• EXERCISE AIM:
Reproduce all the lines below exactly and omit the images.
-- Start of SUPPLIED INFORMATION --
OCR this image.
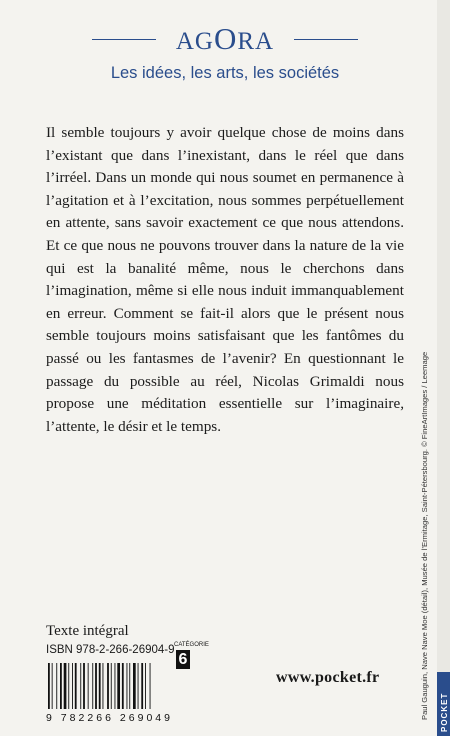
POCKET
AGORA
Les idées, les arts, les sociétés
Il semble toujours y avoir quelque chose de moins dans l’existant que dans l’inexistant, dans le réel que dans l’irréel. Dans un monde qui nous soumet en permanence à l’agitation et à l’excitation, nous sommes perpétuellement en attente, sans savoir exactement ce que nous attendons. Et ce que nous ne pouvons trouver dans la nature de la vie qui est la banalité même, nous le cherchons dans l’imagination, même si elle nous induit immanquablement en erreur. Comment se fait-il alors que le présent nous semble toujours moins satisfaisant que les fantômes du passé ou les fantasmes de l’avenir? En questionnant le passage du possible au réel, Nicolas Grimaldi nous propose une méditation essentielle sur l’imaginaire, l’attente, le désir et le temps.	Paul Gauguin, Nave Nave Moe (détail), Musée de l’Ermitage, Saint-Pétersbourg. © FineArtImages / Leemage
Texte intégral
ISBN 978-2-266-26904-9
9 782266 269049
CATÉGORIE
6
www.pocket.fr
-- End of SUPPLIED INFORMATION --
• EXERCISE RESPONSE:
OCR this image.
POCKET
AGORA
Les idées, les arts, les sociétés
Il semble toujours y avoir quelque chose de moins dans l’existant que dans l’inexistant, dans le réel que dans l’irréel. Dans un monde qui nous soumet en permanence à l’agitation et à l’excitation, nous sommes perpétuellement en attente, sans savoir exactement ce que nous attendons. Et ce que nous ne pouvons trouver dans la nature de la vie qui est la banalité même, nous le cherchons dans l’imagination, même si elle nous induit immanquablement en erreur. Comment se fait-il alors que le présent nous semble toujours moins satisfaisant que les fantômes du passé ou les fantasmes de l’avenir? En questionnant le passage du possible au réel, Nicolas Grimaldi nous propose une méditation essentielle sur l’imaginaire, l’attente, le désir et le temps.	Paul Gauguin, Nave Nave Moe (détail), Musée de l’Ermitage, Saint-Pétersbourg. © FineArtImages / Leemage
Texte intégral
ISBN 978-2-266-26904-9
9 782266 269049
CATÉGORIE
6
www.pocket.fr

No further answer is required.